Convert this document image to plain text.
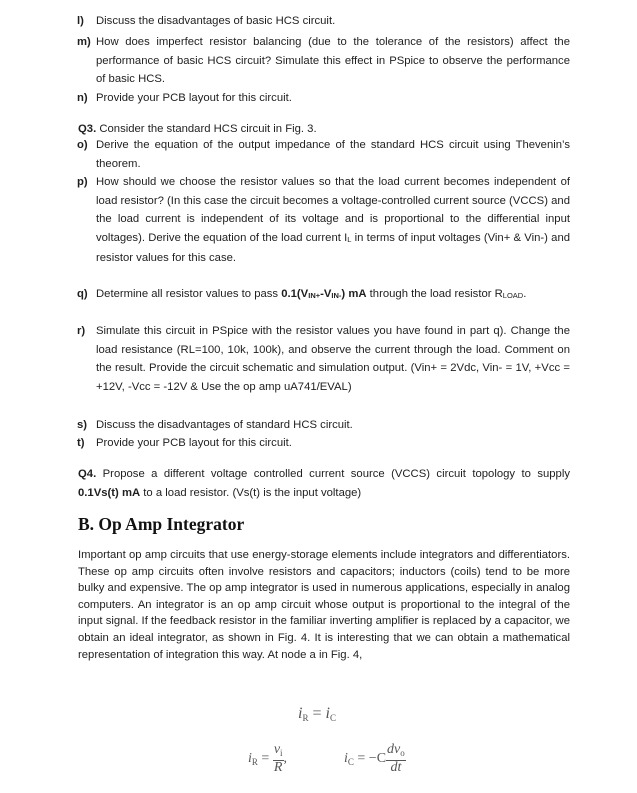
l) Discuss the disadvantages of basic HCS circuit.
m) How does imperfect resistor balancing (due to the tolerance of the resistors) affect the performance of basic HCS circuit? Simulate this effect in PSpice to observe the performance of basic HCS.
n) Provide your PCB layout for this circuit.
Q3. Consider the standard HCS circuit in Fig. 3.
o) Derive the equation of the output impedance of the standard HCS circuit using Thevenin’s theorem.
p) How should we choose the resistor values so that the load current becomes independent of load resistor? (In this case the circuit becomes a voltage-controlled current source (VCCS) and the load current is independent of its voltage and is proportional to the differential input voltages). Derive the equation of the load current IL in terms of input voltages (Vin+ & Vin-) and resistor values for this case.
q) Determine all resistor values to pass 0.1(VIN+-VIN-) mA through the load resistor RLOAD.
r) Simulate this circuit in PSpice with the resistor values you have found in part q). Change the load resistance (RL=100, 10k, 100k), and observe the current through the load. Comment on the result. Provide the circuit schematic and simulation output. (Vin+ = 2Vdc, Vin- = 1V, +Vcc = +12V, -Vcc = -12V & Use the op amp uA741/EVAL)
s) Discuss the disadvantages of standard HCS circuit.
t) Provide your PCB layout for this circuit.
Q4. Propose a different voltage controlled current source (VCCS) circuit topology to supply 0.1Vs(t) mA to a load resistor. (Vs(t) is the input voltage)
B. Op Amp Integrator
Important op amp circuits that use energy-storage elements include integrators and differentiators. These op amp circuits often involve resistors and capacitors; inductors (coils) tend to be more bulky and expensive. The op amp integrator is used in numerous applications, especially in analog computers. An integrator is an op amp circuit whose output is proportional to the integral of the input signal. If the feedback resistor in the familiar inverting amplifier is replaced by a capacitor, we obtain an ideal integrator, as shown in Fig. 4. It is interesting that we can obtain a mathematical representation of integration this way. At node a in Fig. 4,
iR = iC
$i_R = \frac{v_i}{R}$ ,	$i_C = -C \frac{dv_o}{dt}$
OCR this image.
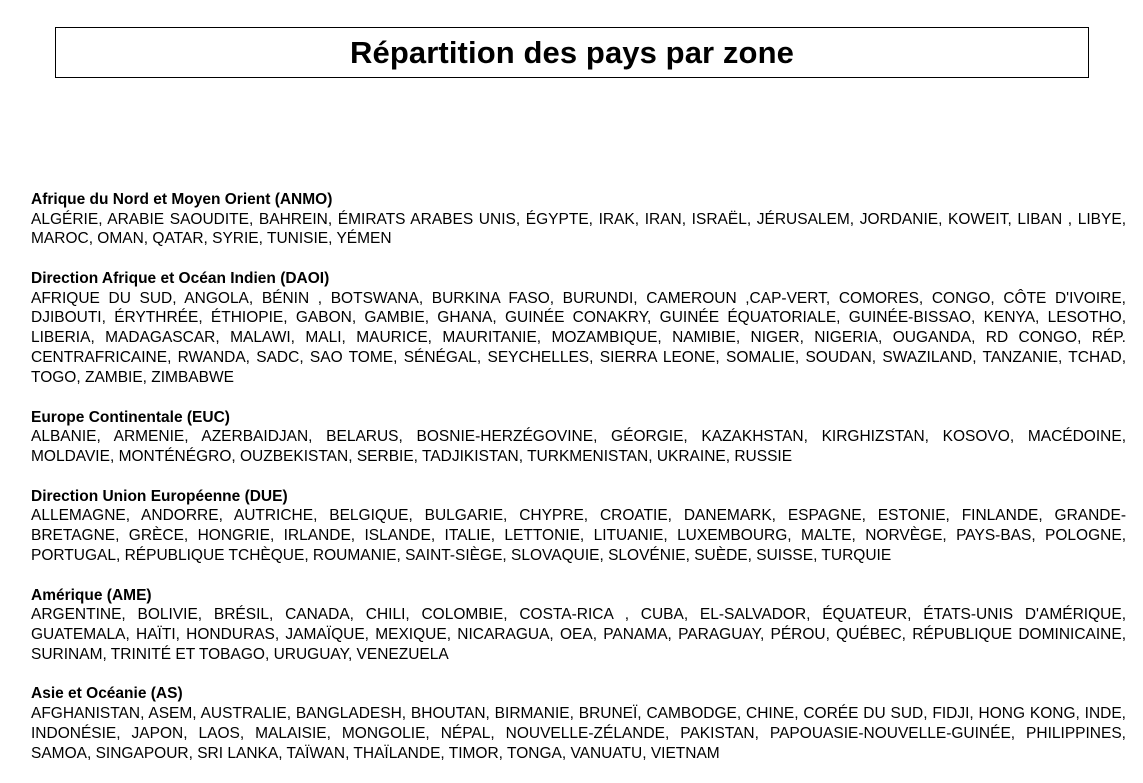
Répartition des pays par zone

Afrique du Nord et Moyen Orient (ANMO)

ALGÉRIE, ARABIE SAOUDITE, BAHREIN, ÉMIRATS ARABES UNIS, ÉGYPTE, IRAK, IRAN, ISRAËL, JÉRUSALEM, JORDANIE, KOWEIT, LIBAN , LIBYE, MAROC, OMAN, QATAR, SYRIE, TUNISIE, YÉMEN

Direction Afrique et Océan Indien (DAOI)

AFRIQUE DU SUD, ANGOLA, BÉNIN , BOTSWANA, BURKINA FASO, BURUNDI, CAMEROUN ,CAP-VERT, COMORES, CONGO, CÔTE D'IVOIRE, DJIBOUTI, ÉRYTHRÉE, ÉTHIOPIE, GABON, GAMBIE, GHANA, GUINÉE CONAKRY, GUINÉE ÉQUATORIALE, GUINÉE-BISSAO, KENYA, LESOTHO, LIBERIA, MADAGASCAR, MALAWI, MALI, MAURICE, MAURITANIE, MOZAMBIQUE, NAMIBIE, NIGER, NIGERIA, OUGANDA, RD CONGO, RÉP. CENTRAFRICAINE, RWANDA, SADC, SAO TOME, SÉNÉGAL, SEYCHELLES, SIERRA LEONE, SOMALIE, SOUDAN, SWAZILAND, TANZANIE, TCHAD, TOGO, ZAMBIE, ZIMBABWE

Europe Continentale (EUC)

ALBANIE, ARMENIE, AZERBAIDJAN, BELARUS, BOSNIE-HERZÉGOVINE, GÉORGIE, KAZAKHSTAN, KIRGHIZSTAN, KOSOVO, MACÉDOINE, MOLDAVIE, MONTÉNÉGRO, OUZBEKISTAN, SERBIE, TADJIKISTAN, TURKMENISTAN, UKRAINE, RUSSIE

Direction Union Européenne (DUE)

ALLEMAGNE, ANDORRE, AUTRICHE, BELGIQUE, BULGARIE, CHYPRE, CROATIE, DANEMARK, ESPAGNE, ESTONIE, FINLANDE, GRANDE-BRETAGNE, GRÈCE, HONGRIE, IRLANDE, ISLANDE, ITALIE, LETTONIE, LITUANIE, LUXEMBOURG, MALTE, NORVÈGE, PAYS-BAS, POLOGNE, PORTUGAL, RÉPUBLIQUE TCHÈQUE, ROUMANIE, SAINT-SIÈGE, SLOVAQUIE, SLOVÉNIE, SUÈDE, SUISSE, TURQUIE

Amérique (AME)

ARGENTINE, BOLIVIE, BRÉSIL, CANADA, CHILI, COLOMBIE, COSTA-RICA , CUBA, EL-SALVADOR, ÉQUATEUR, ÉTATS-UNIS D'AMÉRIQUE, GUATEMALA, HAÏTI, HONDURAS, JAMAÏQUE, MEXIQUE, NICARAGUA, OEA, PANAMA, PARAGUAY, PÉROU, QUÉBEC, RÉPUBLIQUE DOMINICAINE, SURINAM, TRINITÉ ET TOBAGO, URUGUAY, VENEZUELA

Asie et Océanie (AS)

AFGHANISTAN, ASEM, AUSTRALIE, BANGLADESH, BHOUTAN, BIRMANIE, BRUNEÏ, CAMBODGE, CHINE, CORÉE DU SUD, FIDJI, HONG KONG, INDE, INDONÉSIE, JAPON, LAOS, MALAISIE, MONGOLIE, NÉPAL, NOUVELLE-ZÉLANDE, PAKISTAN, PAPOUASIE-NOUVELLE-GUINÉE, PHILIPPINES, SAMOA, SINGAPOUR, SRI LANKA, TAÏWAN, THAÏLANDE, TIMOR, TONGA, VANUATU, VIETNAM
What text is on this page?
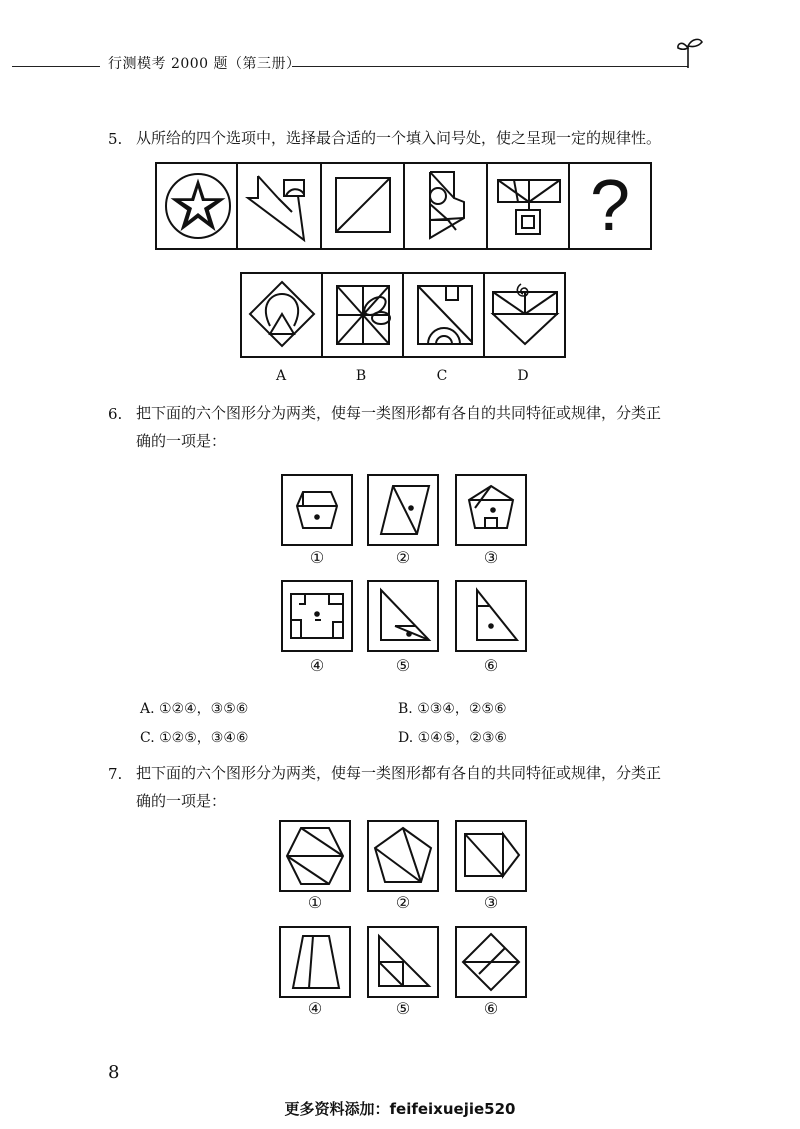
行测模考 2000 题（第三册）
5. 从所给的四个选项中，选择最合适的一个填入问号处，使之呈现一定的规律性。
?
A	B	C	D
6. 把下面的六个图形分为两类，使每一类图形都有各自的共同特征或规律，分类正
确的一项是：
①	②	③
④	⑤	⑥
A. ①②④，③⑤⑥	B. ①③④，②⑤⑥
C. ①②⑤，③④⑥	D. ①④⑤，②③⑥
7. 把下面的六个图形分为两类，使每一类图形都有各自的共同特征或规律，分类正
确的一项是：
①	②	③
④	⑤	⑥
8
更多资料添加：feifeixuejie520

________________

— What to work on —
Copy every line of the data word for word, omitting the images.

— Full output —
Convert this document image to plain text.
l) Discuss the disadvantages of basic HCS circuit.
m) How does imperfect resistor balancing (due to the tolerance of the resistors) affect the performance of basic HCS circuit? Simulate this effect in PSpice to observe the performance of basic HCS.
n) Provide your PCB layout for this circuit.
Q3. Consider the standard HCS circuit in Fig. 3.
o) Derive the equation of the output impedance of the standard HCS circuit using Thevenin’s theorem.
p) How should we choose the resistor values so that the load current becomes independent of load resistor? (In this case the circuit becomes a voltage-controlled current source (VCCS) and the load current is independent of its voltage and is proportional to the differential input voltages). Derive the equation of the load current IL in terms of input voltages (Vin+ & Vin-) and resistor values for this case.
q) Determine all resistor values to pass 0.1(VIN+-VIN-) mA through the load resistor RLOAD.
r) Simulate this circuit in PSpice with the resistor values you have found in part q). Change the load resistance (RL=100, 10k, 100k), and observe the current through the load. Comment on the result. Provide the circuit schematic and simulation output. (Vin+ = 2Vdc, Vin- = 1V, +Vcc = +12V, -Vcc = -12V & Use the op amp uA741/EVAL)
s) Discuss the disadvantages of standard HCS circuit.
t) Provide your PCB layout for this circuit.
Q4. Propose a different voltage controlled current source (VCCS) circuit topology to supply 0.1Vs(t) mA to a load resistor. (Vs(t) is the input voltage)
B. Op Amp Integrator
Important op amp circuits that use energy-storage elements include integrators and differentiators. These op amp circuits often involve resistors and capacitors; inductors (coils) tend to be more bulky and expensive. The op amp integrator is used in numerous applications, especially in analog computers. An integrator is an op amp circuit whose output is proportional to the integral of the input signal. If the feedback resistor in the familiar inverting amplifier is replaced by a capacitor, we obtain an ideal integrator, as shown in Fig. 4. It is interesting that we can obtain a mathematical representation of integration this way. At node a in Fig. 4,
iR = iC
$i_R = \frac{v_i}{R}$ ,	$i_C = -C \frac{dv_o}{dt}$
OCR this image.
Répartition des pays par zone

Afrique du Nord et Moyen Orient (ANMO)

ALGÉRIE, ARABIE SAOUDITE, BAHREIN, ÉMIRATS ARABES UNIS, ÉGYPTE, IRAK, IRAN, ISRAËL, JÉRUSALEM, JORDANIE, KOWEIT, LIBAN , LIBYE, MAROC, OMAN, QATAR, SYRIE, TUNISIE, YÉMEN

Direction Afrique et Océan Indien (DAOI)

AFRIQUE DU SUD, ANGOLA, BÉNIN , BOTSWANA, BURKINA FASO, BURUNDI, CAMEROUN ,CAP-VERT, COMORES, CONGO, CÔTE D'IVOIRE, DJIBOUTI, ÉRYTHRÉE, ÉTHIOPIE, GABON, GAMBIE, GHANA, GUINÉE CONAKRY, GUINÉE ÉQUATORIALE, GUINÉE-BISSAO, KENYA, LESOTHO, LIBERIA, MADAGASCAR, MALAWI, MALI, MAURICE, MAURITANIE, MOZAMBIQUE, NAMIBIE, NIGER, NIGERIA, OUGANDA, RD CONGO, RÉP. CENTRAFRICAINE, RWANDA, SADC, SAO TOME, SÉNÉGAL, SEYCHELLES, SIERRA LEONE, SOMALIE, SOUDAN, SWAZILAND, TANZANIE, TCHAD, TOGO, ZAMBIE, ZIMBABWE

Europe Continentale (EUC)

ALBANIE, ARMENIE, AZERBAIDJAN, BELARUS, BOSNIE-HERZÉGOVINE, GÉORGIE, KAZAKHSTAN, KIRGHIZSTAN, KOSOVO, MACÉDOINE, MOLDAVIE, MONTÉNÉGRO, OUZBEKISTAN, SERBIE, TADJIKISTAN, TURKMENISTAN, UKRAINE, RUSSIE

Direction Union Européenne (DUE)

ALLEMAGNE, ANDORRE, AUTRICHE, BELGIQUE, BULGARIE, CHYPRE, CROATIE, DANEMARK, ESPAGNE, ESTONIE, FINLANDE, GRANDE-BRETAGNE, GRÈCE, HONGRIE, IRLANDE, ISLANDE, ITALIE, LETTONIE, LITUANIE, LUXEMBOURG, MALTE, NORVÈGE, PAYS-BAS, POLOGNE, PORTUGAL, RÉPUBLIQUE TCHÈQUE, ROUMANIE, SAINT-SIÈGE, SLOVAQUIE, SLOVÉNIE, SUÈDE, SUISSE, TURQUIE

Amérique (AME)

ARGENTINE, BOLIVIE, BRÉSIL, CANADA, CHILI, COLOMBIE, COSTA-RICA , CUBA, EL-SALVADOR, ÉQUATEUR, ÉTATS-UNIS D'AMÉRIQUE, GUATEMALA, HAÏTI, HONDURAS, JAMAÏQUE, MEXIQUE, NICARAGUA, OEA, PANAMA, PARAGUAY, PÉROU, QUÉBEC, RÉPUBLIQUE DOMINICAINE, SURINAM, TRINITÉ ET TOBAGO, URUGUAY, VENEZUELA

Asie et Océanie (AS)

AFGHANISTAN, ASEM, AUSTRALIE, BANGLADESH, BHOUTAN, BIRMANIE, BRUNEÏ, CAMBODGE, CHINE, CORÉE DU SUD, FIDJI, HONG KONG, INDE, INDONÉSIE, JAPON, LAOS, MALAISIE, MONGOLIE, NÉPAL, NOUVELLE-ZÉLANDE, PAKISTAN, PAPOUASIE-NOUVELLE-GUINÉE, PHILIPPINES, SAMOA, SINGAPOUR, SRI LANKA, TAÏWAN, THAÏLANDE, TIMOR, TONGA, VANUATU, VIETNAM
What text is on this page?
行测模考 2000 题（第三册）
5. 从所给的四个选项中，选择最合适的一个填入问号处，使之呈现一定的规律性。
?
A	B	C	D
6. 把下面的六个图形分为两类，使每一类图形都有各自的共同特征或规律，分类正
确的一项是：
①	②	③
④	⑤	⑥
A. ①②④，③⑤⑥	B. ①③④，②⑤⑥
C. ①②⑤，③④⑥	D. ①④⑤，②③⑥
7. 把下面的六个图形分为两类，使每一类图形都有各自的共同特征或规律，分类正
确的一项是：
①	②	③
④	⑤	⑥
8
更多资料添加：feifeixuejie520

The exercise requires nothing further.